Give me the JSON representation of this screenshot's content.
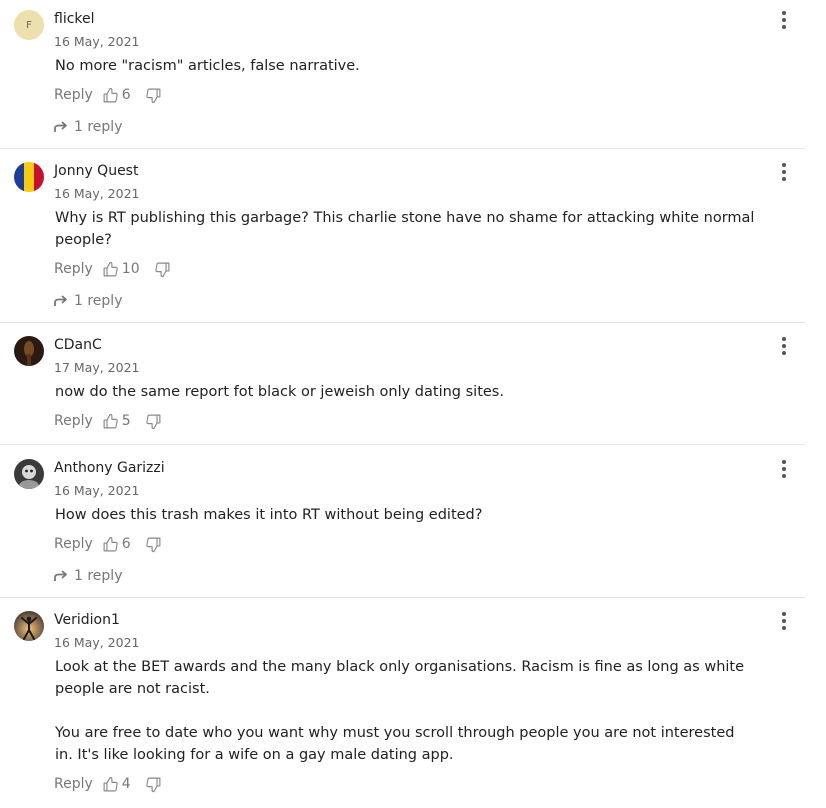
{
  "labels": {
    "reply": "Reply"
  },
  "comments": [
    {
      "author": "flickel",
      "avatar_initial": "F",
      "date": "16 May, 2021",
      "text": [
        "No more \"racism\" articles, false narrative."
      ],
      "likes": "6",
      "replies": "1 reply"
    },
    {
      "author": "Jonny Quest",
      "date": "16 May, 2021",
      "text": [
        "Why is RT publishing this garbage? This charlie stone have no shame for attacking white normal people?"
      ],
      "likes": "10",
      "replies": "1 reply"
    },
    {
      "author": "CDanC",
      "date": "17 May, 2021",
      "text": [
        "now do the same report fot black or jeweish only dating sites."
      ],
      "likes": "5"
    },
    {
      "author": "Anthony Garizzi",
      "date": "16 May, 2021",
      "text": [
        "How does this trash makes it into RT without being edited?"
      ],
      "likes": "6",
      "replies": "1 reply"
    },
    {
      "author": "Veridion1",
      "date": "16 May, 2021",
      "text": [
        "Look at the BET awards and the many black only organisations. Racism is fine as long as white people are not racist.",
        "You are free to date who you want why must you scroll through people you are not interested in. It's like looking for a wife on a gay male dating app."
      ],
      "likes": "4"
    }
  ]
}
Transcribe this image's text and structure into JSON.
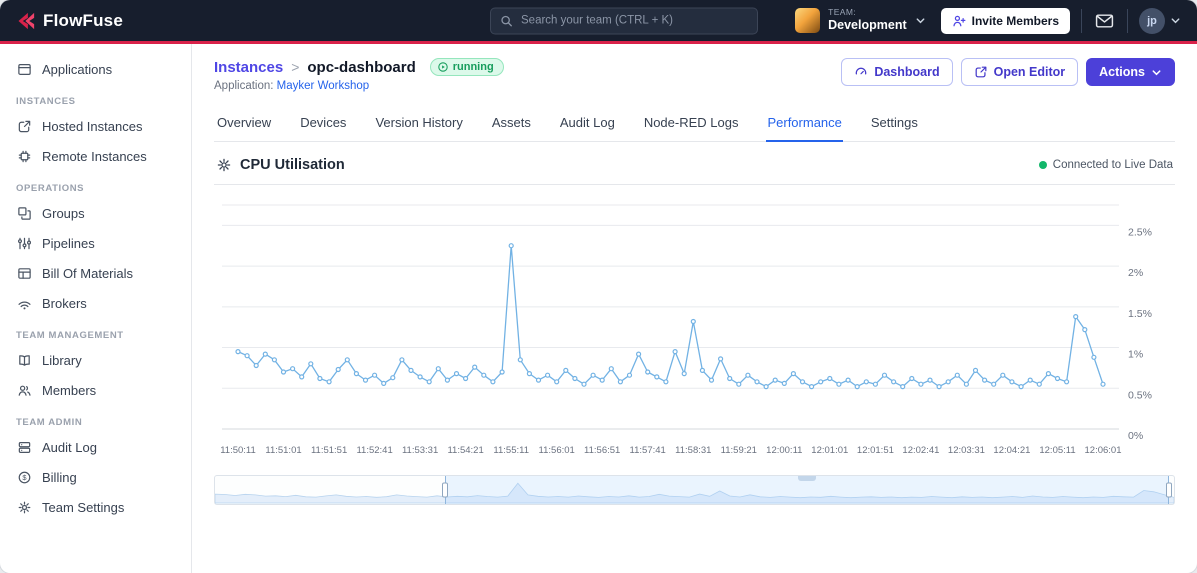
{
  "topbar": {
    "brand": "FlowFuse",
    "search_placeholder": "Search your team (CTRL + K)",
    "team_label": "TEAM:",
    "team_name": "Development",
    "invite_button": "Invite Members",
    "user_initials": "jp"
  },
  "sidebar": {
    "items_main": [
      {
        "label": "Applications"
      }
    ],
    "sections": [
      {
        "title": "INSTANCES",
        "items": [
          {
            "label": "Hosted Instances"
          },
          {
            "label": "Remote Instances"
          }
        ]
      },
      {
        "title": "OPERATIONS",
        "items": [
          {
            "label": "Groups"
          },
          {
            "label": "Pipelines"
          },
          {
            "label": "Bill Of Materials"
          },
          {
            "label": "Brokers"
          }
        ]
      },
      {
        "title": "TEAM MANAGEMENT",
        "items": [
          {
            "label": "Library"
          },
          {
            "label": "Members"
          }
        ]
      },
      {
        "title": "TEAM ADMIN",
        "items": [
          {
            "label": "Audit Log"
          },
          {
            "label": "Billing"
          },
          {
            "label": "Team Settings"
          }
        ]
      }
    ]
  },
  "page": {
    "breadcrumb": {
      "root": "Instances",
      "separator": ">",
      "current": "opc-dashboard"
    },
    "status_badge": "running",
    "application_label": "Application:",
    "application_name": "Mayker Workshop",
    "actions": {
      "dashboard": "Dashboard",
      "open_editor": "Open Editor",
      "actions": "Actions"
    },
    "tabs": [
      {
        "label": "Overview"
      },
      {
        "label": "Devices"
      },
      {
        "label": "Version History"
      },
      {
        "label": "Assets"
      },
      {
        "label": "Audit Log"
      },
      {
        "label": "Node-RED Logs"
      },
      {
        "label": "Performance"
      },
      {
        "label": "Settings"
      }
    ],
    "active_tab": "Performance"
  },
  "panel": {
    "title": "CPU Utilisation",
    "live_status": "Connected to Live Data"
  },
  "chart_data": {
    "type": "line",
    "title": "CPU Utilisation",
    "unit": "%",
    "grid": "horizontal",
    "legend": "none",
    "y_axis_max": 2.75,
    "y_ticks": [
      {
        "value": 0,
        "label": "0%"
      },
      {
        "value": 0.5,
        "label": "0.5%"
      },
      {
        "value": 1,
        "label": "1%"
      },
      {
        "value": 1.5,
        "label": "1.5%"
      },
      {
        "value": 2,
        "label": "2%"
      },
      {
        "value": 2.5,
        "label": "2.5%"
      }
    ],
    "x_tick_labels": [
      "11:50:11",
      "11:51:01",
      "11:51:51",
      "11:52:41",
      "11:53:31",
      "11:54:21",
      "11:55:11",
      "11:56:01",
      "11:56:51",
      "11:57:41",
      "11:58:31",
      "11:59:21",
      "12:00:11",
      "12:01:01",
      "12:01:51",
      "12:02:41",
      "12:03:31",
      "12:04:21",
      "12:05:11",
      "12:06:01"
    ],
    "points_per_tick": 5,
    "values": [
      0.95,
      0.9,
      0.78,
      0.92,
      0.85,
      0.7,
      0.74,
      0.64,
      0.8,
      0.62,
      0.58,
      0.73,
      0.85,
      0.68,
      0.6,
      0.66,
      0.56,
      0.63,
      0.85,
      0.72,
      0.64,
      0.58,
      0.74,
      0.6,
      0.68,
      0.62,
      0.76,
      0.66,
      0.58,
      0.7,
      2.25,
      0.85,
      0.68,
      0.6,
      0.66,
      0.58,
      0.72,
      0.62,
      0.55,
      0.66,
      0.6,
      0.74,
      0.58,
      0.66,
      0.92,
      0.7,
      0.64,
      0.58,
      0.95,
      0.68,
      1.32,
      0.72,
      0.6,
      0.86,
      0.62,
      0.55,
      0.66,
      0.58,
      0.52,
      0.6,
      0.56,
      0.68,
      0.58,
      0.52,
      0.58,
      0.62,
      0.55,
      0.6,
      0.52,
      0.58,
      0.55,
      0.66,
      0.58,
      0.52,
      0.62,
      0.55,
      0.6,
      0.52,
      0.58,
      0.66,
      0.55,
      0.72,
      0.6,
      0.55,
      0.66,
      0.58,
      0.52,
      0.6,
      0.55,
      0.68,
      0.62,
      0.58,
      1.38,
      1.22,
      0.88,
      0.55
    ],
    "line_color": "#72b2e4",
    "zoom_window": {
      "start_pct": 24,
      "end_pct": 99.5
    }
  }
}
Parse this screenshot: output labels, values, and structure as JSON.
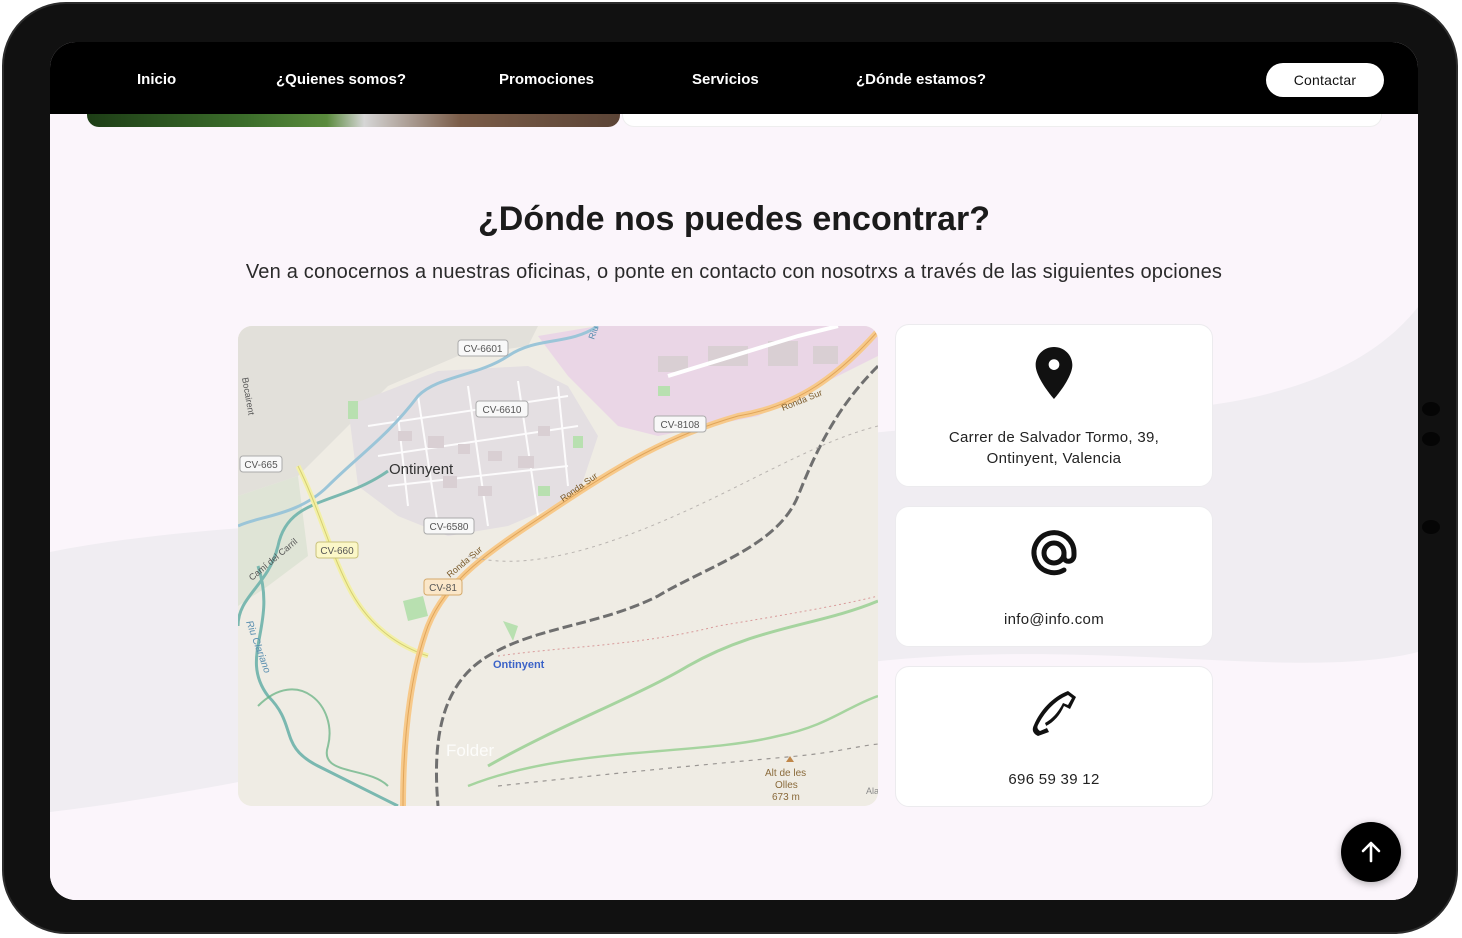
{
  "nav": {
    "items": [
      {
        "label": "Inicio"
      },
      {
        "label": "¿Quienes somos?"
      },
      {
        "label": "Promociones"
      },
      {
        "label": "Servicios"
      },
      {
        "label": "¿Dónde estamos?"
      }
    ],
    "contact_label": "Contactar"
  },
  "section": {
    "title": "¿Dónde nos puedes encontrar?",
    "subtitle": "Ven a conocernos a nuestras oficinas, o ponte en contacto con nosotrxs a través de las siguientes opciones"
  },
  "map": {
    "labels": {
      "cv6601": "CV-6601",
      "cv6610": "CV-6610",
      "cv8108": "CV-8108",
      "cv665": "CV-665",
      "cv6580": "CV-6580",
      "cv660": "CV-660",
      "cv81": "CV-81",
      "town": "Ontinyent",
      "station": "Ontinyent",
      "ronda1": "Ronda Sur",
      "ronda2": "Ronda Sur",
      "ronda3": "Ronda Sur",
      "cami": "Camí del Carril",
      "riu": "Riu Clariano",
      "folder": "Folder",
      "alt1": "Alt de les",
      "alt2": "Olles",
      "alt3": "673 m",
      "edge_left": "Bocairent",
      "edge_top": "Riu",
      "edge_bottom": "Ala"
    }
  },
  "contact": {
    "address": "Carrer de Salvador Tormo, 39, Ontinyent, Valencia",
    "email": "info@info.com",
    "phone": "696 59 39 12"
  },
  "icons": {
    "location": "map-pin-icon",
    "email": "at-sign-icon",
    "phone": "phone-icon",
    "scroll": "arrow-up-icon"
  }
}
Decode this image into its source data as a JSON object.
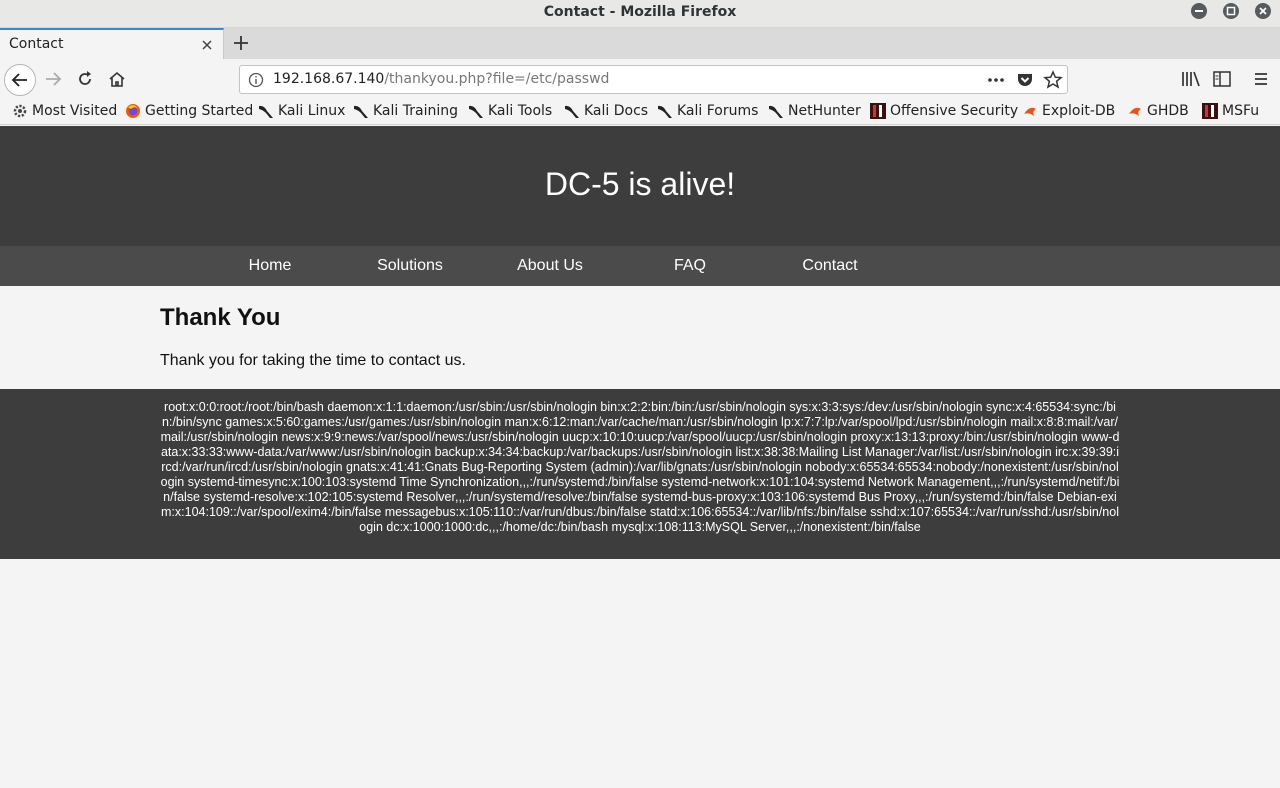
{
  "window": {
    "title": "Contact - Mozilla Firefox"
  },
  "tab": {
    "label": "Contact"
  },
  "urlbar": {
    "host": "192.168.67.140",
    "path": "/thankyou.php?file=/etc/passwd"
  },
  "bookmarks": [
    "Most Visited",
    "Getting Started",
    "Kali Linux",
    "Kali Training",
    "Kali Tools",
    "Kali Docs",
    "Kali Forums",
    "NetHunter",
    "Offensive Security",
    "Exploit-DB",
    "GHDB",
    "MSFu"
  ],
  "site": {
    "title": "DC-5 is alive!",
    "menu": [
      "Home",
      "Solutions",
      "About Us",
      "FAQ",
      "Contact"
    ],
    "heading": "Thank You",
    "message": "Thank you for taking the time to contact us.",
    "footer_text": "root:x:0:0:root:/root:/bin/bash daemon:x:1:1:daemon:/usr/sbin:/usr/sbin/nologin bin:x:2:2:bin:/bin:/usr/sbin/nologin sys:x:3:3:sys:/dev:/usr/sbin/nologin sync:x:4:65534:sync:/bin:/bin/sync games:x:5:60:games:/usr/games:/usr/sbin/nologin man:x:6:12:man:/var/cache/man:/usr/sbin/nologin lp:x:7:7:lp:/var/spool/lpd:/usr/sbin/nologin mail:x:8:8:mail:/var/mail:/usr/sbin/nologin news:x:9:9:news:/var/spool/news:/usr/sbin/nologin uucp:x:10:10:uucp:/var/spool/uucp:/usr/sbin/nologin proxy:x:13:13:proxy:/bin:/usr/sbin/nologin www-data:x:33:33:www-data:/var/www:/usr/sbin/nologin backup:x:34:34:backup:/var/backups:/usr/sbin/nologin list:x:38:38:Mailing List Manager:/var/list:/usr/sbin/nologin irc:x:39:39:ircd:/var/run/ircd:/usr/sbin/nologin gnats:x:41:41:Gnats Bug-Reporting System (admin):/var/lib/gnats:/usr/sbin/nologin nobody:x:65534:65534:nobody:/nonexistent:/usr/sbin/nologin systemd-timesync:x:100:103:systemd Time Synchronization,,,:/run/systemd:/bin/false systemd-network:x:101:104:systemd Network Management,,,:/run/systemd/netif:/bin/false systemd-resolve:x:102:105:systemd Resolver,,,:/run/systemd/resolve:/bin/false systemd-bus-proxy:x:103:106:systemd Bus Proxy,,,:/run/systemd:/bin/false Debian-exim:x:104:109::/var/spool/exim4:/bin/false messagebus:x:105:110::/var/run/dbus:/bin/false statd:x:106:65534::/var/lib/nfs:/bin/false sshd:x:107:65534::/var/run/sshd:/usr/sbin/nologin dc:x:1000:1000:dc,,,:/home/dc:/bin/bash mysql:x:108:113:MySQL Server,,,:/nonexistent:/bin/false"
  }
}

============

**What is asked**
Say how many lines include the word "dashboard"; reply with the number alone.

**Exercise answer**
2